- _Collected data entries_
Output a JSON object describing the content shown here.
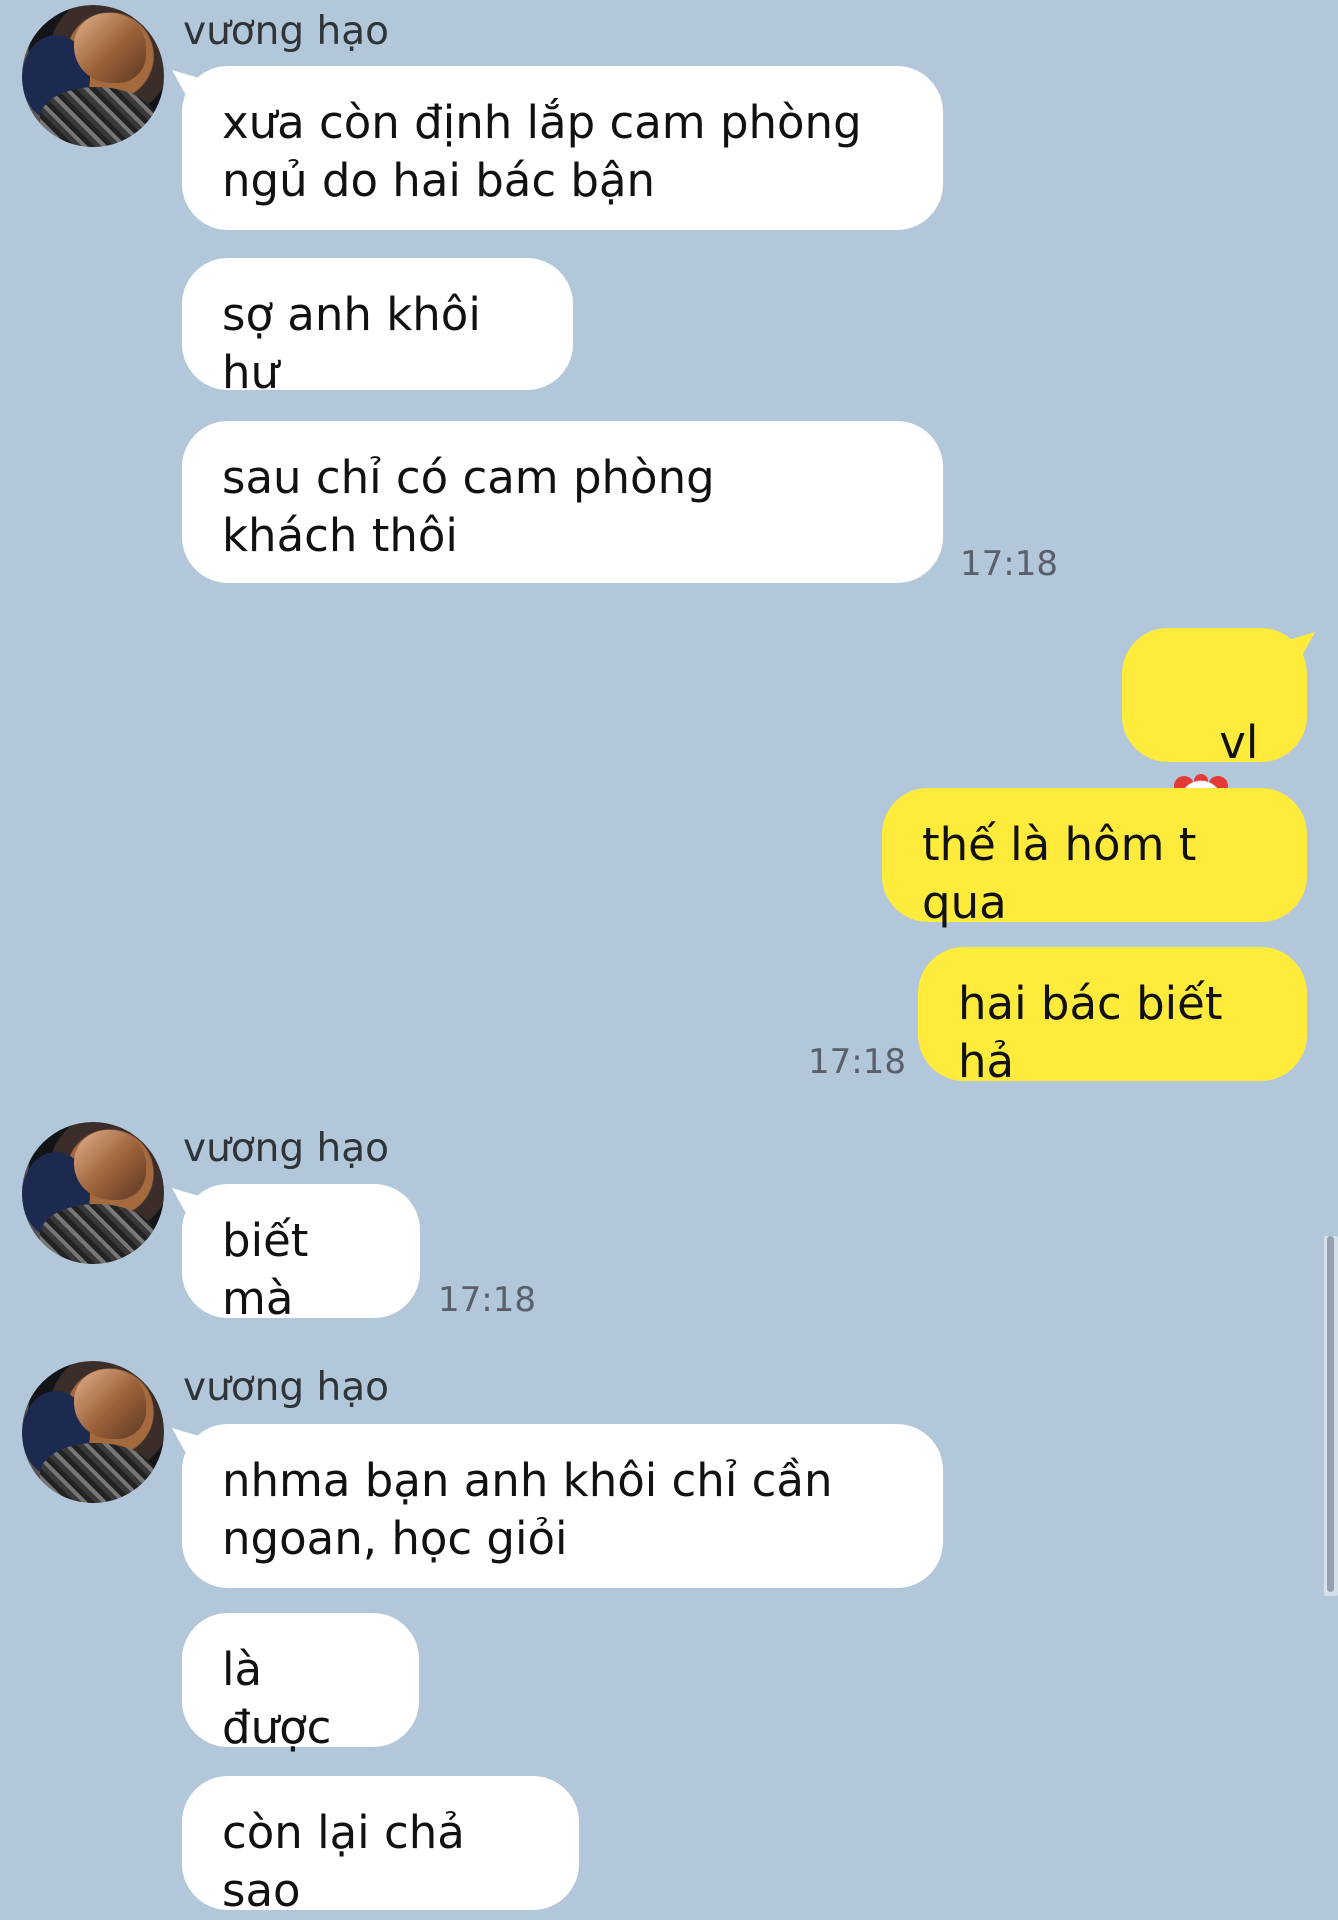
{
  "sender": {
    "name": "vương hạo",
    "avatar_icon": "profile-photo"
  },
  "messages": [
    {
      "side": "in",
      "text": "xưa còn định lắp cam phòng ngủ do hai bác bận"
    },
    {
      "side": "in",
      "text": "sợ anh khôi hư"
    },
    {
      "side": "in",
      "text": "sau chỉ có cam phòng khách thôi",
      "time": "17:18"
    },
    {
      "side": "out",
      "text": "vl",
      "emoji": "clown-face"
    },
    {
      "side": "out",
      "text": "thế là hôm t qua"
    },
    {
      "side": "out",
      "text": "hai bác biết hả",
      "time": "17:18"
    },
    {
      "side": "in",
      "text": "biết mà",
      "time": "17:18"
    },
    {
      "side": "in",
      "text": "nhma bạn anh khôi chỉ cần ngoan, học giỏi"
    },
    {
      "side": "in",
      "text": "là được"
    },
    {
      "side": "in",
      "text": "còn lại chả sao"
    }
  ],
  "colors": {
    "background": "#b2c7da",
    "incoming_bubble": "#ffffff",
    "outgoing_bubble": "#ffeb3b"
  }
}
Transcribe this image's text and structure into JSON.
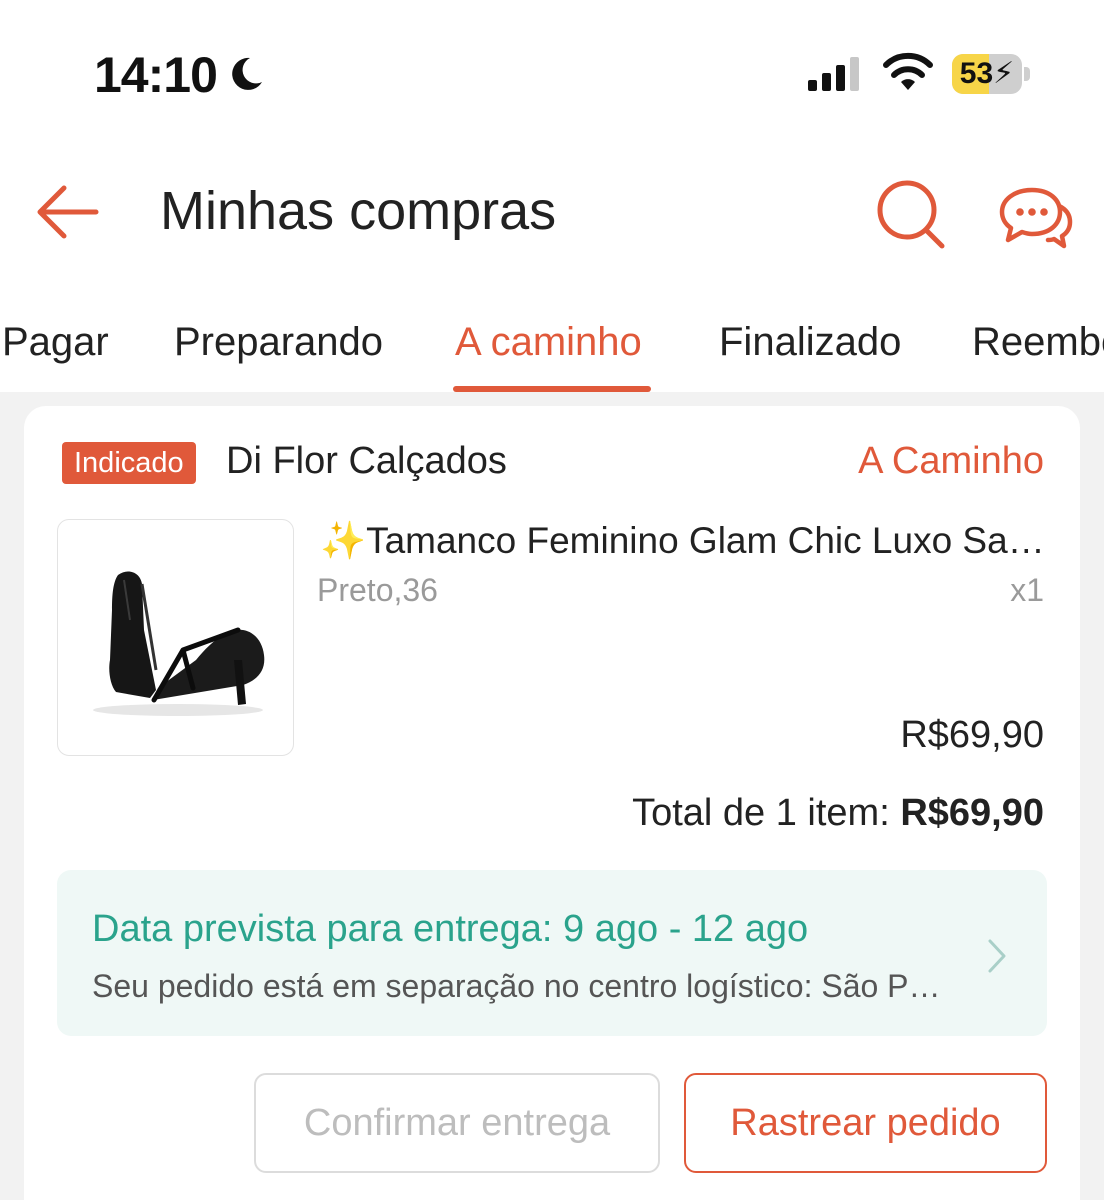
{
  "status_bar": {
    "time": "14:10",
    "battery_percent": "53",
    "battery_level": 0.53
  },
  "header": {
    "title": "Minhas compras",
    "back_icon": "arrow-left-icon",
    "search_icon": "search-icon",
    "chat_icon": "chat-bubbles-icon"
  },
  "tabs": [
    {
      "label": "Pagar",
      "active": false
    },
    {
      "label": "Preparando",
      "active": false
    },
    {
      "label": "A caminho",
      "active": true
    },
    {
      "label": "Finalizado",
      "active": false
    },
    {
      "label": "Reembolso",
      "active": false
    }
  ],
  "order": {
    "badge": "Indicado",
    "shop_name": "Di Flor Calçados",
    "status": "A Caminho",
    "product": {
      "name": "✨Tamanco Feminino Glam Chic Luxo Salto Bloco",
      "variant": "Preto,36",
      "quantity": "x1",
      "price": "R$69,90"
    },
    "total_label": "Total de 1 item:",
    "total_value": "R$69,90",
    "delivery": {
      "title": "Data prevista para entrega: 9 ago - 12 ago",
      "subtitle": "Seu pedido está em separação no centro logístico: São Paulo"
    },
    "buttons": {
      "confirm": "Confirmar entrega",
      "track": "Rastrear pedido"
    }
  },
  "colors": {
    "accent": "#e0593a",
    "delivery_text": "#2aa38c",
    "delivery_bg": "#eff8f6",
    "battery_fill": "#f7d548"
  }
}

- _The task_
From the records given above, reproduce all text exactly and exclude each picture.

- _Right answer_
Output a JSON object describing the content shown here.
{
  "sender": {
    "name": "vương hạo",
    "avatar_icon": "profile-photo"
  },
  "messages": [
    {
      "side": "in",
      "text": "xưa còn định lắp cam phòng ngủ do hai bác bận"
    },
    {
      "side": "in",
      "text": "sợ anh khôi hư"
    },
    {
      "side": "in",
      "text": "sau chỉ có cam phòng khách thôi",
      "time": "17:18"
    },
    {
      "side": "out",
      "text": "vl",
      "emoji": "clown-face"
    },
    {
      "side": "out",
      "text": "thế là hôm t qua"
    },
    {
      "side": "out",
      "text": "hai bác biết hả",
      "time": "17:18"
    },
    {
      "side": "in",
      "text": "biết mà",
      "time": "17:18"
    },
    {
      "side": "in",
      "text": "nhma bạn anh khôi chỉ cần ngoan, học giỏi"
    },
    {
      "side": "in",
      "text": "là được"
    },
    {
      "side": "in",
      "text": "còn lại chả sao"
    }
  ],
  "colors": {
    "background": "#b2c7da",
    "incoming_bubble": "#ffffff",
    "outgoing_bubble": "#ffeb3b"
  }
}
Transcribe this image's text and structure into JSON.
{
  "status_bar": {
    "time": "14:10",
    "battery_percent": "53",
    "battery_level": 0.53
  },
  "header": {
    "title": "Minhas compras",
    "back_icon": "arrow-left-icon",
    "search_icon": "search-icon",
    "chat_icon": "chat-bubbles-icon"
  },
  "tabs": [
    {
      "label": "Pagar",
      "active": false
    },
    {
      "label": "Preparando",
      "active": false
    },
    {
      "label": "A caminho",
      "active": true
    },
    {
      "label": "Finalizado",
      "active": false
    },
    {
      "label": "Reembolso",
      "active": false
    }
  ],
  "order": {
    "badge": "Indicado",
    "shop_name": "Di Flor Calçados",
    "status": "A Caminho",
    "product": {
      "name": "✨Tamanco Feminino Glam Chic Luxo Salto Bloco",
      "variant": "Preto,36",
      "quantity": "x1",
      "price": "R$69,90"
    },
    "total_label": "Total de 1 item:",
    "total_value": "R$69,90",
    "delivery": {
      "title": "Data prevista para entrega: 9 ago - 12 ago",
      "subtitle": "Seu pedido está em separação no centro logístico: São Paulo"
    },
    "buttons": {
      "confirm": "Confirmar entrega",
      "track": "Rastrear pedido"
    }
  },
  "colors": {
    "accent": "#e0593a",
    "delivery_text": "#2aa38c",
    "delivery_bg": "#eff8f6",
    "battery_fill": "#f7d548"
  }
}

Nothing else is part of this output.